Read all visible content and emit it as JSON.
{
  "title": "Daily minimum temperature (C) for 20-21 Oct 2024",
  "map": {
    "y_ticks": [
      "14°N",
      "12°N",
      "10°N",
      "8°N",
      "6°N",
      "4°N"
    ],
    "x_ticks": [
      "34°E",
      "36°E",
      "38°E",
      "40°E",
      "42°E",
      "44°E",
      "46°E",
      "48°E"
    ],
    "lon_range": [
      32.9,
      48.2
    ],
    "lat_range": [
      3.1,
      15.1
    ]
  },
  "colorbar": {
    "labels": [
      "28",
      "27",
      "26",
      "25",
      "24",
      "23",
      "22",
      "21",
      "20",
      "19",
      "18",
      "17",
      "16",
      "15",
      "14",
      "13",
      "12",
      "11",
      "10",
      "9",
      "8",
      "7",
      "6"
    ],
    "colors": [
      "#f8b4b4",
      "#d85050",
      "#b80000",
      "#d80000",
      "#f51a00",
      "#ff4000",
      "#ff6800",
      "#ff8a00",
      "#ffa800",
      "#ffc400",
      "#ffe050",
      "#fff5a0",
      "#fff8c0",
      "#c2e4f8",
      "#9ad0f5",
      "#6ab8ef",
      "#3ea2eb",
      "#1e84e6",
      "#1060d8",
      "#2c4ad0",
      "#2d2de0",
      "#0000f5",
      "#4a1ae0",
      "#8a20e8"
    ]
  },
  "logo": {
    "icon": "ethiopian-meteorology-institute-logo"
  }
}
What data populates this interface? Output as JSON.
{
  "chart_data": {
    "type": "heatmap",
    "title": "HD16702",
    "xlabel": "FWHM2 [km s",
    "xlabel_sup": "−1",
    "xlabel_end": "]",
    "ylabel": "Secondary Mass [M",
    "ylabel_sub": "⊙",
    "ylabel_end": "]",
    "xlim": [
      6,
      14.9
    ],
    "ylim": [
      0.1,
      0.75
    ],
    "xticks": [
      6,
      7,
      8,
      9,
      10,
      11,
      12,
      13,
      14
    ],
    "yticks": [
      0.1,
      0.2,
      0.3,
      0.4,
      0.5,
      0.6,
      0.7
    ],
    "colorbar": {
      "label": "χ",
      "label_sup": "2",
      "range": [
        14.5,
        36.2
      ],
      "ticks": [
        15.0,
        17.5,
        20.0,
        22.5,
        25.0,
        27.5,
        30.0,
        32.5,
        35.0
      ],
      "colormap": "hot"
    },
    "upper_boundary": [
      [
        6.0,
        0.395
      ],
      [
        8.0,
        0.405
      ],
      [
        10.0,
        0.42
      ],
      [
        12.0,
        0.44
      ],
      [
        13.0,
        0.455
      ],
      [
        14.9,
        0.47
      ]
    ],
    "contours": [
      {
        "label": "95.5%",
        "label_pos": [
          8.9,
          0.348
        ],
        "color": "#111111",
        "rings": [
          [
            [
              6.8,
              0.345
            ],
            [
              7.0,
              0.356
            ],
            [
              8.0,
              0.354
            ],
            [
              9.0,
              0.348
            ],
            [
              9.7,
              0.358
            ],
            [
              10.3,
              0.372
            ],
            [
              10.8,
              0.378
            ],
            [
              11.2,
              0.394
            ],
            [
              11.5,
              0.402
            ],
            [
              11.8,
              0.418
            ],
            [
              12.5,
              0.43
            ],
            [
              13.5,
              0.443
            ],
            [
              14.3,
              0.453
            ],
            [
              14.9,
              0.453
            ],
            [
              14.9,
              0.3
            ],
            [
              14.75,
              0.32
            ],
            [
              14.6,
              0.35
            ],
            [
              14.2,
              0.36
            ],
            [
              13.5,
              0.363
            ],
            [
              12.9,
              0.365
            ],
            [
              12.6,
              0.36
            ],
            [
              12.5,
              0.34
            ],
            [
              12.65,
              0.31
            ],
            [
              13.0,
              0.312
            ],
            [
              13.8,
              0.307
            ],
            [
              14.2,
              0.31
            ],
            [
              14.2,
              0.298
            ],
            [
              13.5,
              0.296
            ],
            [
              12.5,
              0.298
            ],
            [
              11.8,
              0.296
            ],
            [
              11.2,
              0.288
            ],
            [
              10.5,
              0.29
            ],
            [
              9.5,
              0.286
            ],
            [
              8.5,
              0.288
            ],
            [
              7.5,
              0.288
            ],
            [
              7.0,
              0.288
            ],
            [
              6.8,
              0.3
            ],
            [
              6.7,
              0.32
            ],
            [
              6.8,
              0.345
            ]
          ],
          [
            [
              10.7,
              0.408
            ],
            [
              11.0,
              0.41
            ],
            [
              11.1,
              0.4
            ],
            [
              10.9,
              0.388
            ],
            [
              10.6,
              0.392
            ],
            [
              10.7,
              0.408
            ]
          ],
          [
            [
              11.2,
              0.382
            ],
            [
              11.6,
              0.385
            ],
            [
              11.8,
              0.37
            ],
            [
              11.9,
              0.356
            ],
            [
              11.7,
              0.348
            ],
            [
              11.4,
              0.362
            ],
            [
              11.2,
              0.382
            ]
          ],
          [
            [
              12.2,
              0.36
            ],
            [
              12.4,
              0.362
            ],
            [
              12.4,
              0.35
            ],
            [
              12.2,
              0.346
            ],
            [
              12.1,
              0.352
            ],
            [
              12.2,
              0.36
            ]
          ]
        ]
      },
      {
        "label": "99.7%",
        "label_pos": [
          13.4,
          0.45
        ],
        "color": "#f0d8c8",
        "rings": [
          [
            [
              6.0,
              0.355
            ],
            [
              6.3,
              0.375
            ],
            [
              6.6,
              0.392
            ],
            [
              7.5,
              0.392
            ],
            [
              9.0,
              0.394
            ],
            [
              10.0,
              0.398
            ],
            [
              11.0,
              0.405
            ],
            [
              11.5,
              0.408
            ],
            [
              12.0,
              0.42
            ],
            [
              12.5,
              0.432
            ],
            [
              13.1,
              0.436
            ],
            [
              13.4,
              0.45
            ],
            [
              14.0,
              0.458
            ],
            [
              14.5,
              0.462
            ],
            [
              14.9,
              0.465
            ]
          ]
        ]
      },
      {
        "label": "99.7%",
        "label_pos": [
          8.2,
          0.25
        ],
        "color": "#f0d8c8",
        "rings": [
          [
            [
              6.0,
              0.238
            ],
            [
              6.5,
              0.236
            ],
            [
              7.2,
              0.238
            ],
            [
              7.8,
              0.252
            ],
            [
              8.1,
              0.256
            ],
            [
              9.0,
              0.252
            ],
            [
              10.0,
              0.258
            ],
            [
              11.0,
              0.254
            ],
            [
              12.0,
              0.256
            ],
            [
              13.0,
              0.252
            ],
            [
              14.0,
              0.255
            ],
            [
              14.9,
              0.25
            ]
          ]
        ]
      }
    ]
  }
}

━━━━━━━━

_REQUIREMENT_
Each line of the material should be echoed exactly.

_TASK RESULT_
Read all visible content and emit it as JSON.
{
  "title": "Daily minimum temperature (C) for 20-21 Oct 2024",
  "map": {
    "y_ticks": [
      "14°N",
      "12°N",
      "10°N",
      "8°N",
      "6°N",
      "4°N"
    ],
    "x_ticks": [
      "34°E",
      "36°E",
      "38°E",
      "40°E",
      "42°E",
      "44°E",
      "46°E",
      "48°E"
    ],
    "lon_range": [
      32.9,
      48.2
    ],
    "lat_range": [
      3.1,
      15.1
    ]
  },
  "colorbar": {
    "labels": [
      "28",
      "27",
      "26",
      "25",
      "24",
      "23",
      "22",
      "21",
      "20",
      "19",
      "18",
      "17",
      "16",
      "15",
      "14",
      "13",
      "12",
      "11",
      "10",
      "9",
      "8",
      "7",
      "6"
    ],
    "colors": [
      "#f8b4b4",
      "#d85050",
      "#b80000",
      "#d80000",
      "#f51a00",
      "#ff4000",
      "#ff6800",
      "#ff8a00",
      "#ffa800",
      "#ffc400",
      "#ffe050",
      "#fff5a0",
      "#fff8c0",
      "#c2e4f8",
      "#9ad0f5",
      "#6ab8ef",
      "#3ea2eb",
      "#1e84e6",
      "#1060d8",
      "#2c4ad0",
      "#2d2de0",
      "#0000f5",
      "#4a1ae0",
      "#8a20e8"
    ]
  },
  "logo": {
    "icon": "ethiopian-meteorology-institute-logo"
  }
}
What data populates this interface? Output as JSON.
{
  "chart_data": {
    "type": "heatmap",
    "title": "HD16702",
    "xlabel": "FWHM2 [km s",
    "xlabel_sup": "−1",
    "xlabel_end": "]",
    "ylabel": "Secondary Mass [M",
    "ylabel_sub": "⊙",
    "ylabel_end": "]",
    "xlim": [
      6,
      14.9
    ],
    "ylim": [
      0.1,
      0.75
    ],
    "xticks": [
      6,
      7,
      8,
      9,
      10,
      11,
      12,
      13,
      14
    ],
    "yticks": [
      0.1,
      0.2,
      0.3,
      0.4,
      0.5,
      0.6,
      0.7
    ],
    "colorbar": {
      "label": "χ",
      "label_sup": "2",
      "range": [
        14.5,
        36.2
      ],
      "ticks": [
        15.0,
        17.5,
        20.0,
        22.5,
        25.0,
        27.5,
        30.0,
        32.5,
        35.0
      ],
      "colormap": "hot"
    },
    "upper_boundary": [
      [
        6.0,
        0.395
      ],
      [
        8.0,
        0.405
      ],
      [
        10.0,
        0.42
      ],
      [
        12.0,
        0.44
      ],
      [
        13.0,
        0.455
      ],
      [
        14.9,
        0.47
      ]
    ],
    "contours": [
      {
        "label": "95.5%",
        "label_pos": [
          8.9,
          0.348
        ],
        "color": "#111111",
        "rings": [
          [
            [
              6.8,
              0.345
            ],
            [
              7.0,
              0.356
            ],
            [
              8.0,
              0.354
            ],
            [
              9.0,
              0.348
            ],
            [
              9.7,
              0.358
            ],
            [
              10.3,
              0.372
            ],
            [
              10.8,
              0.378
            ],
            [
              11.2,
              0.394
            ],
            [
              11.5,
              0.402
            ],
            [
              11.8,
              0.418
            ],
            [
              12.5,
              0.43
            ],
            [
              13.5,
              0.443
            ],
            [
              14.3,
              0.453
            ],
            [
              14.9,
              0.453
            ],
            [
              14.9,
              0.3
            ],
            [
              14.75,
              0.32
            ],
            [
              14.6,
              0.35
            ],
            [
              14.2,
              0.36
            ],
            [
              13.5,
              0.363
            ],
            [
              12.9,
              0.365
            ],
            [
              12.6,
              0.36
            ],
            [
              12.5,
              0.34
            ],
            [
              12.65,
              0.31
            ],
            [
              13.0,
              0.312
            ],
            [
              13.8,
              0.307
            ],
            [
              14.2,
              0.31
            ],
            [
              14.2,
              0.298
            ],
            [
              13.5,
              0.296
            ],
            [
              12.5,
              0.298
            ],
            [
              11.8,
              0.296
            ],
            [
              11.2,
              0.288
            ],
            [
              10.5,
              0.29
            ],
            [
              9.5,
              0.286
            ],
            [
              8.5,
              0.288
            ],
            [
              7.5,
              0.288
            ],
            [
              7.0,
              0.288
            ],
            [
              6.8,
              0.3
            ],
            [
              6.7,
              0.32
            ],
            [
              6.8,
              0.345
            ]
          ],
          [
            [
              10.7,
              0.408
            ],
            [
              11.0,
              0.41
            ],
            [
              11.1,
              0.4
            ],
            [
              10.9,
              0.388
            ],
            [
              10.6,
              0.392
            ],
            [
              10.7,
              0.408
            ]
          ],
          [
            [
              11.2,
              0.382
            ],
            [
              11.6,
              0.385
            ],
            [
              11.8,
              0.37
            ],
            [
              11.9,
              0.356
            ],
            [
              11.7,
              0.348
            ],
            [
              11.4,
              0.362
            ],
            [
              11.2,
              0.382
            ]
          ],
          [
            [
              12.2,
              0.36
            ],
            [
              12.4,
              0.362
            ],
            [
              12.4,
              0.35
            ],
            [
              12.2,
              0.346
            ],
            [
              12.1,
              0.352
            ],
            [
              12.2,
              0.36
            ]
          ]
        ]
      },
      {
        "label": "99.7%",
        "label_pos": [
          13.4,
          0.45
        ],
        "color": "#f0d8c8",
        "rings": [
          [
            [
              6.0,
              0.355
            ],
            [
              6.3,
              0.375
            ],
            [
              6.6,
              0.392
            ],
            [
              7.5,
              0.392
            ],
            [
              9.0,
              0.394
            ],
            [
              10.0,
              0.398
            ],
            [
              11.0,
              0.405
            ],
            [
              11.5,
              0.408
            ],
            [
              12.0,
              0.42
            ],
            [
              12.5,
              0.432
            ],
            [
              13.1,
              0.436
            ],
            [
              13.4,
              0.45
            ],
            [
              14.0,
              0.458
            ],
            [
              14.5,
              0.462
            ],
            [
              14.9,
              0.465
            ]
          ]
        ]
      },
      {
        "label": "99.7%",
        "label_pos": [
          8.2,
          0.25
        ],
        "color": "#f0d8c8",
        "rings": [
          [
            [
              6.0,
              0.238
            ],
            [
              6.5,
              0.236
            ],
            [
              7.2,
              0.238
            ],
            [
              7.8,
              0.252
            ],
            [
              8.1,
              0.256
            ],
            [
              9.0,
              0.252
            ],
            [
              10.0,
              0.258
            ],
            [
              11.0,
              0.254
            ],
            [
              12.0,
              0.256
            ],
            [
              13.0,
              0.252
            ],
            [
              14.0,
              0.255
            ],
            [
              14.9,
              0.25
            ]
          ]
        ]
      }
    ]
  }
}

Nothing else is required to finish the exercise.